##### DATA FOR THE TASK

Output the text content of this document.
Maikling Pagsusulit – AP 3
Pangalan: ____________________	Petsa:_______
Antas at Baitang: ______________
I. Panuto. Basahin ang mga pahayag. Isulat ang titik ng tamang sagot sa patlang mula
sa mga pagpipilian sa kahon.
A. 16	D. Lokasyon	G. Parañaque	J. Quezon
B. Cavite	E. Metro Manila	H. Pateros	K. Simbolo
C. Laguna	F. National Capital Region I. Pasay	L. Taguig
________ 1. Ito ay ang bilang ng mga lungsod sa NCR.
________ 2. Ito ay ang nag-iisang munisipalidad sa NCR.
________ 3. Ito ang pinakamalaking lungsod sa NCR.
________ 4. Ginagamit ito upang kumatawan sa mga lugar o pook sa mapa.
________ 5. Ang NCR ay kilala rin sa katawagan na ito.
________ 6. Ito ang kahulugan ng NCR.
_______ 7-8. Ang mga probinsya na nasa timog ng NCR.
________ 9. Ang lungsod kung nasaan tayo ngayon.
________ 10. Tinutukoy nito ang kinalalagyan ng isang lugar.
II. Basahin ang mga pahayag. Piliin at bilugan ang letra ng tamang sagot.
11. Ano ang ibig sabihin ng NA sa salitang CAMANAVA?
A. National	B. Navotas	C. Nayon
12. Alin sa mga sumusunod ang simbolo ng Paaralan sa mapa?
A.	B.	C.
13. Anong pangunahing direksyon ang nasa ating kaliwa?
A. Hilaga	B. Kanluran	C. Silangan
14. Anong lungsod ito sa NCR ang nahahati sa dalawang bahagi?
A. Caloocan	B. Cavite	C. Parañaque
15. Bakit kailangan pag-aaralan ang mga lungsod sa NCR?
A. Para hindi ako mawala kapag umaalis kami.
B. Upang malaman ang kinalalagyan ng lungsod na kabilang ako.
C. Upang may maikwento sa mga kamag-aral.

##########

_EXERCISE DIRECTIONS:_ Extract every record. Keep wording exact.

_TASK OUTPUT:_
Output the text content of this document.
Maikling Pagsusulit – AP 3
Pangalan: ____________________	Petsa:_______
Antas at Baitang: ______________
I. Panuto. Basahin ang mga pahayag. Isulat ang titik ng tamang sagot sa patlang mula
sa mga pagpipilian sa kahon.
A. 16	D. Lokasyon	G. Parañaque	J. Quezon
B. Cavite	E. Metro Manila	H. Pateros	K. Simbolo
C. Laguna	F. National Capital Region I. Pasay	L. Taguig
________ 1. Ito ay ang bilang ng mga lungsod sa NCR.
________ 2. Ito ay ang nag-iisang munisipalidad sa NCR.
________ 3. Ito ang pinakamalaking lungsod sa NCR.
________ 4. Ginagamit ito upang kumatawan sa mga lugar o pook sa mapa.
________ 5. Ang NCR ay kilala rin sa katawagan na ito.
________ 6. Ito ang kahulugan ng NCR.
_______ 7-8. Ang mga probinsya na nasa timog ng NCR.
________ 9. Ang lungsod kung nasaan tayo ngayon.
________ 10. Tinutukoy nito ang kinalalagyan ng isang lugar.
II. Basahin ang mga pahayag. Piliin at bilugan ang letra ng tamang sagot.
11. Ano ang ibig sabihin ng NA sa salitang CAMANAVA?
A. National	B. Navotas	C. Nayon
12. Alin sa mga sumusunod ang simbolo ng Paaralan sa mapa?
A.	B.	C.
13. Anong pangunahing direksyon ang nasa ating kaliwa?
A. Hilaga	B. Kanluran	C. Silangan
14. Anong lungsod ito sa NCR ang nahahati sa dalawang bahagi?
A. Caloocan	B. Cavite	C. Parañaque
15. Bakit kailangan pag-aaralan ang mga lungsod sa NCR?
A. Para hindi ako mawala kapag umaalis kami.
B. Upang malaman ang kinalalagyan ng lungsod na kabilang ako.
C. Upang may maikwento sa mga kamag-aral.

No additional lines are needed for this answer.